▸ **What the task requires**:
In the entries, find all lines that hold the word "Bình" and copy them.

-- Begin --

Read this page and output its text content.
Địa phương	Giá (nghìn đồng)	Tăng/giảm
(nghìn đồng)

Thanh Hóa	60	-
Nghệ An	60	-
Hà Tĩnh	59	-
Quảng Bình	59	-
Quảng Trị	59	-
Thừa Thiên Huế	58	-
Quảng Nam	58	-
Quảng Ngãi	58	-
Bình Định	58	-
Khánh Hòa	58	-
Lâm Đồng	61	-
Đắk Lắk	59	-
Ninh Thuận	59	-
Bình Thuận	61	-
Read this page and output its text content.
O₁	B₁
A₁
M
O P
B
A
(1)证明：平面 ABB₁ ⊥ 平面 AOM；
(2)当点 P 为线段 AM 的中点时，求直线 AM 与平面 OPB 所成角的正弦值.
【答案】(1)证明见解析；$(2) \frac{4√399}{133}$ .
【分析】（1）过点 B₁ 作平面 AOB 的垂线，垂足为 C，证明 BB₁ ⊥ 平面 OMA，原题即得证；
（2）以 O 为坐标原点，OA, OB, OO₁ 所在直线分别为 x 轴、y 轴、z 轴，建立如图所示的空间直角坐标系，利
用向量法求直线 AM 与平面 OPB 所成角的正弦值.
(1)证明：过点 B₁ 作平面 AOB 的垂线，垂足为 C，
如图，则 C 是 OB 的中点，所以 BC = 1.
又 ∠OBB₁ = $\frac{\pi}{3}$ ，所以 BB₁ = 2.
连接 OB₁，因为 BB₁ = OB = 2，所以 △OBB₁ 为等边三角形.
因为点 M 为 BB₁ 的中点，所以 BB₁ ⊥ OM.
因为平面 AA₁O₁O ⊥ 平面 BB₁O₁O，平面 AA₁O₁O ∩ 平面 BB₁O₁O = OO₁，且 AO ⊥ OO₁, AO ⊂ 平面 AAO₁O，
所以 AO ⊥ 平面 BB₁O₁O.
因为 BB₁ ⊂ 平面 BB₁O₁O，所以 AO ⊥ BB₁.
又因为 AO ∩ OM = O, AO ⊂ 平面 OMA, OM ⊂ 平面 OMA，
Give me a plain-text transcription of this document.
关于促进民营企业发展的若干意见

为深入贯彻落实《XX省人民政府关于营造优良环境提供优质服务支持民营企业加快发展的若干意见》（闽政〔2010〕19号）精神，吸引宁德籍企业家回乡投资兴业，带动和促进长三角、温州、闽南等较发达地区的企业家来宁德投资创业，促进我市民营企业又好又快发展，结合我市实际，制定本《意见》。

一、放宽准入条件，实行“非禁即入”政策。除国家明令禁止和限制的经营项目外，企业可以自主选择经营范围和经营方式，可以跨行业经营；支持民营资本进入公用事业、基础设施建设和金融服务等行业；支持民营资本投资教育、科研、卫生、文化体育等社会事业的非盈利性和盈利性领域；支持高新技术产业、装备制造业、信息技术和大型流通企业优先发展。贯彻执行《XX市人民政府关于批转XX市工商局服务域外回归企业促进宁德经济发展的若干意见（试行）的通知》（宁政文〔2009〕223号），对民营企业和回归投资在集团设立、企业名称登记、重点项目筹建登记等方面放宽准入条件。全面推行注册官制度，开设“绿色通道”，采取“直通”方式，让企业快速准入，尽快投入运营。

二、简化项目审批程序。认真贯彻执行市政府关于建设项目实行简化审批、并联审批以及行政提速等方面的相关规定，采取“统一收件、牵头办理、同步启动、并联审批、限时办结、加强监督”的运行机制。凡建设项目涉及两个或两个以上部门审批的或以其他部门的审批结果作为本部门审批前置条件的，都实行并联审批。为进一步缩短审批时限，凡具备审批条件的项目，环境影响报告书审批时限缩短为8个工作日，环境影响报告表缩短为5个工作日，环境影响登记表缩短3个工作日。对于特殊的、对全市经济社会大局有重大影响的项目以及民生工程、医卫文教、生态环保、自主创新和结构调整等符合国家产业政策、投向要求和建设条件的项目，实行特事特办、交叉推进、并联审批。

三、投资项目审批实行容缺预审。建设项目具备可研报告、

-- End --

▸ **Reply**:
Quảng Bình	59	-
Bình Định	58	-
Bình Thuận	61	-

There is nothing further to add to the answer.